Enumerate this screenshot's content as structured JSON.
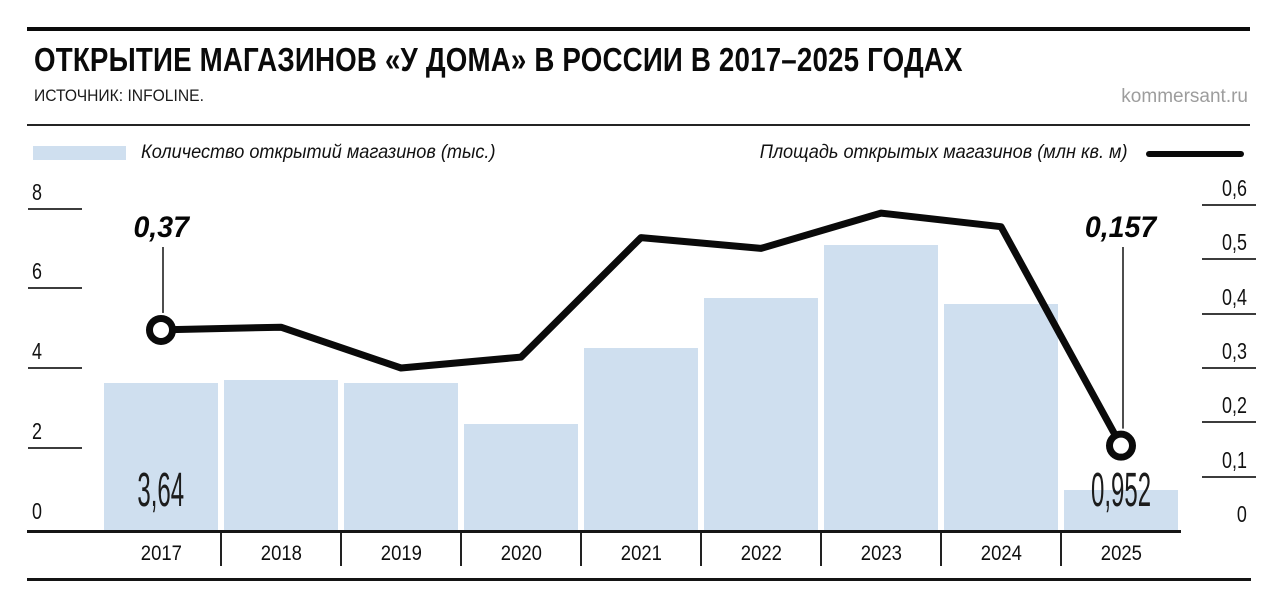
{
  "header": {
    "title": "ОТКРЫТИЕ МАГАЗИНОВ «У ДОМА» В РОССИИ В 2017–2025 ГОДАХ",
    "source": "ИСТОЧНИК: INFOLINE.",
    "watermark": "kommersant.ru"
  },
  "legend": {
    "bars_label": "Количество открытий магазинов (тыс.)",
    "line_label": "Площадь открытых магазинов (млн кв. м)"
  },
  "colors": {
    "bar_fill": "#cfdfef",
    "line": "#0a0a0a",
    "text": "#0a0a0a",
    "watermark_gray": "#9d9d9d"
  },
  "chart_data": {
    "type": "bar",
    "title": "ОТКРЫТИЕ МАГАЗИНОВ «У ДОМА» В РОССИИ В 2017–2025 ГОДАХ",
    "categories": [
      "2017",
      "2018",
      "2019",
      "2020",
      "2021",
      "2022",
      "2023",
      "2024",
      "2025"
    ],
    "series": [
      {
        "name": "Количество открытий магазинов (тыс.)",
        "type": "bar",
        "axis": "left",
        "values": [
          3.64,
          3.7,
          3.62,
          2.6,
          4.5,
          5.75,
          7.1,
          5.6,
          0.952
        ],
        "value_labels": {
          "0": "3,64",
          "8": "0,952"
        }
      },
      {
        "name": "Площадь открытых магазинов (млн кв. м)",
        "type": "line",
        "axis": "right",
        "values": [
          0.37,
          0.375,
          0.3,
          0.32,
          0.54,
          0.52,
          0.585,
          0.56,
          0.157
        ],
        "annotations": [
          {
            "index": 0,
            "label": "0,37"
          },
          {
            "index": 8,
            "label": "0,157"
          }
        ]
      }
    ],
    "left_axis": {
      "min": 0,
      "max": 8,
      "tick_values": [
        8,
        6,
        4,
        2,
        0
      ],
      "tick_labels": [
        "8",
        "6",
        "4",
        "2",
        "0"
      ]
    },
    "right_axis": {
      "min": 0,
      "max": 0.6,
      "tick_values": [
        0.6,
        0.5,
        0.4,
        0.3,
        0.2,
        0.1,
        0
      ],
      "tick_labels": [
        "0,6",
        "0,5",
        "0,4",
        "0,3",
        "0,2",
        "0,1",
        "0"
      ]
    },
    "grid": false,
    "legend_position": "top"
  }
}
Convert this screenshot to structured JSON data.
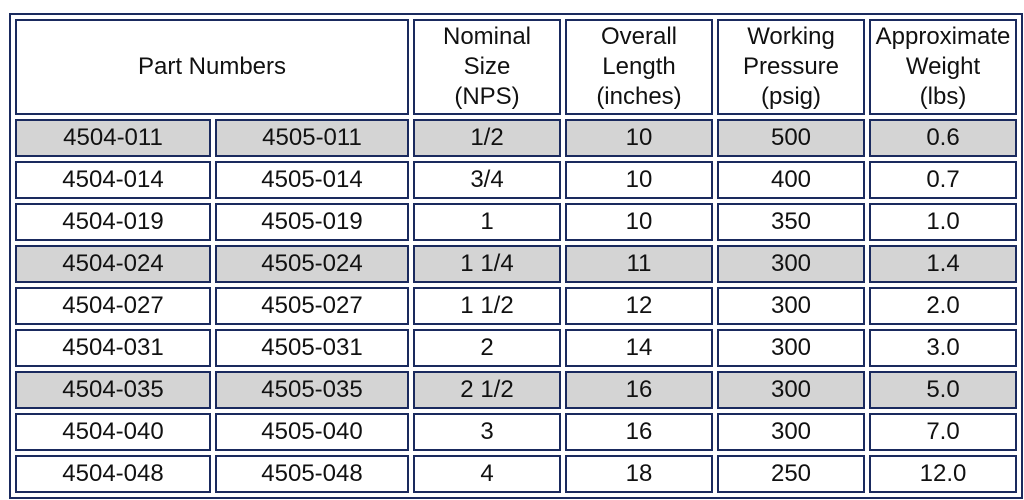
{
  "header": {
    "part_numbers": "Part Numbers",
    "nominal_size": [
      "Nominal",
      "Size",
      "(NPS)"
    ],
    "overall_length": [
      "Overall",
      "Length",
      "(inches)"
    ],
    "working_pressure": [
      "Working",
      "Pressure",
      "(psig)"
    ],
    "approximate_weight": [
      "Approximate",
      "Weight",
      "(lbs)"
    ]
  },
  "rows": [
    {
      "part_a": "4504-011",
      "part_b": "4505-011",
      "nps": "1/2",
      "length": "10",
      "pressure": "500",
      "weight": "0.6"
    },
    {
      "part_a": "4504-014",
      "part_b": "4505-014",
      "nps": "3/4",
      "length": "10",
      "pressure": "400",
      "weight": "0.7"
    },
    {
      "part_a": "4504-019",
      "part_b": "4505-019",
      "nps": "1",
      "length": "10",
      "pressure": "350",
      "weight": "1.0"
    },
    {
      "part_a": "4504-024",
      "part_b": "4505-024",
      "nps": "1 1/4",
      "length": "11",
      "pressure": "300",
      "weight": "1.4"
    },
    {
      "part_a": "4504-027",
      "part_b": "4505-027",
      "nps": "1 1/2",
      "length": "12",
      "pressure": "300",
      "weight": "2.0"
    },
    {
      "part_a": "4504-031",
      "part_b": "4505-031",
      "nps": "2",
      "length": "14",
      "pressure": "300",
      "weight": "3.0"
    },
    {
      "part_a": "4504-035",
      "part_b": "4505-035",
      "nps": "2 1/2",
      "length": "16",
      "pressure": "300",
      "weight": "5.0"
    },
    {
      "part_a": "4504-040",
      "part_b": "4505-040",
      "nps": "3",
      "length": "16",
      "pressure": "300",
      "weight": "7.0"
    },
    {
      "part_a": "4504-048",
      "part_b": "4505-048",
      "nps": "4",
      "length": "18",
      "pressure": "250",
      "weight": "12.0"
    }
  ],
  "shaded_rows": [
    0,
    3,
    6
  ],
  "colors": {
    "border": "#1a2a5e",
    "shade": "#d4d4d4",
    "background": "#ffffff",
    "text": "#111111"
  }
}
========
Leave the pictures out and copy the rest of the data exactly.

Enumerate this screenshot's content as structured JSON.
{
  "header": {
    "title": "ОТКРЫТИЕ МАГАЗИНОВ «У ДОМА» В РОССИИ В 2017–2025 ГОДАХ",
    "source": "ИСТОЧНИК: INFOLINE.",
    "watermark": "kommersant.ru"
  },
  "legend": {
    "bars_label": "Количество открытий магазинов (тыс.)",
    "line_label": "Площадь открытых магазинов (млн кв. м)"
  },
  "colors": {
    "bar_fill": "#cfdfef",
    "line": "#0a0a0a",
    "text": "#0a0a0a",
    "watermark_gray": "#9d9d9d"
  },
  "chart_data": {
    "type": "bar",
    "title": "ОТКРЫТИЕ МАГАЗИНОВ «У ДОМА» В РОССИИ В 2017–2025 ГОДАХ",
    "categories": [
      "2017",
      "2018",
      "2019",
      "2020",
      "2021",
      "2022",
      "2023",
      "2024",
      "2025"
    ],
    "series": [
      {
        "name": "Количество открытий магазинов (тыс.)",
        "type": "bar",
        "axis": "left",
        "values": [
          3.64,
          3.7,
          3.62,
          2.6,
          4.5,
          5.75,
          7.1,
          5.6,
          0.952
        ],
        "value_labels": {
          "0": "3,64",
          "8": "0,952"
        }
      },
      {
        "name": "Площадь открытых магазинов (млн кв. м)",
        "type": "line",
        "axis": "right",
        "values": [
          0.37,
          0.375,
          0.3,
          0.32,
          0.54,
          0.52,
          0.585,
          0.56,
          0.157
        ],
        "annotations": [
          {
            "index": 0,
            "label": "0,37"
          },
          {
            "index": 8,
            "label": "0,157"
          }
        ]
      }
    ],
    "left_axis": {
      "min": 0,
      "max": 8,
      "tick_values": [
        8,
        6,
        4,
        2,
        0
      ],
      "tick_labels": [
        "8",
        "6",
        "4",
        "2",
        "0"
      ]
    },
    "right_axis": {
      "min": 0,
      "max": 0.6,
      "tick_values": [
        0.6,
        0.5,
        0.4,
        0.3,
        0.2,
        0.1,
        0
      ],
      "tick_labels": [
        "0,6",
        "0,5",
        "0,4",
        "0,3",
        "0,2",
        "0,1",
        "0"
      ]
    },
    "grid": false,
    "legend_position": "top"
  }
}
Convert this screenshot to structured JSON data.
{
  "header": {
    "part_numbers": "Part Numbers",
    "nominal_size": [
      "Nominal",
      "Size",
      "(NPS)"
    ],
    "overall_length": [
      "Overall",
      "Length",
      "(inches)"
    ],
    "working_pressure": [
      "Working",
      "Pressure",
      "(psig)"
    ],
    "approximate_weight": [
      "Approximate",
      "Weight",
      "(lbs)"
    ]
  },
  "rows": [
    {
      "part_a": "4504-011",
      "part_b": "4505-011",
      "nps": "1/2",
      "length": "10",
      "pressure": "500",
      "weight": "0.6"
    },
    {
      "part_a": "4504-014",
      "part_b": "4505-014",
      "nps": "3/4",
      "length": "10",
      "pressure": "400",
      "weight": "0.7"
    },
    {
      "part_a": "4504-019",
      "part_b": "4505-019",
      "nps": "1",
      "length": "10",
      "pressure": "350",
      "weight": "1.0"
    },
    {
      "part_a": "4504-024",
      "part_b": "4505-024",
      "nps": "1 1/4",
      "length": "11",
      "pressure": "300",
      "weight": "1.4"
    },
    {
      "part_a": "4504-027",
      "part_b": "4505-027",
      "nps": "1 1/2",
      "length": "12",
      "pressure": "300",
      "weight": "2.0"
    },
    {
      "part_a": "4504-031",
      "part_b": "4505-031",
      "nps": "2",
      "length": "14",
      "pressure": "300",
      "weight": "3.0"
    },
    {
      "part_a": "4504-035",
      "part_b": "4505-035",
      "nps": "2 1/2",
      "length": "16",
      "pressure": "300",
      "weight": "5.0"
    },
    {
      "part_a": "4504-040",
      "part_b": "4505-040",
      "nps": "3",
      "length": "16",
      "pressure": "300",
      "weight": "7.0"
    },
    {
      "part_a": "4504-048",
      "part_b": "4505-048",
      "nps": "4",
      "length": "18",
      "pressure": "250",
      "weight": "12.0"
    }
  ],
  "shaded_rows": [
    0,
    3,
    6
  ],
  "colors": {
    "border": "#1a2a5e",
    "shade": "#d4d4d4",
    "background": "#ffffff",
    "text": "#111111"
  }
}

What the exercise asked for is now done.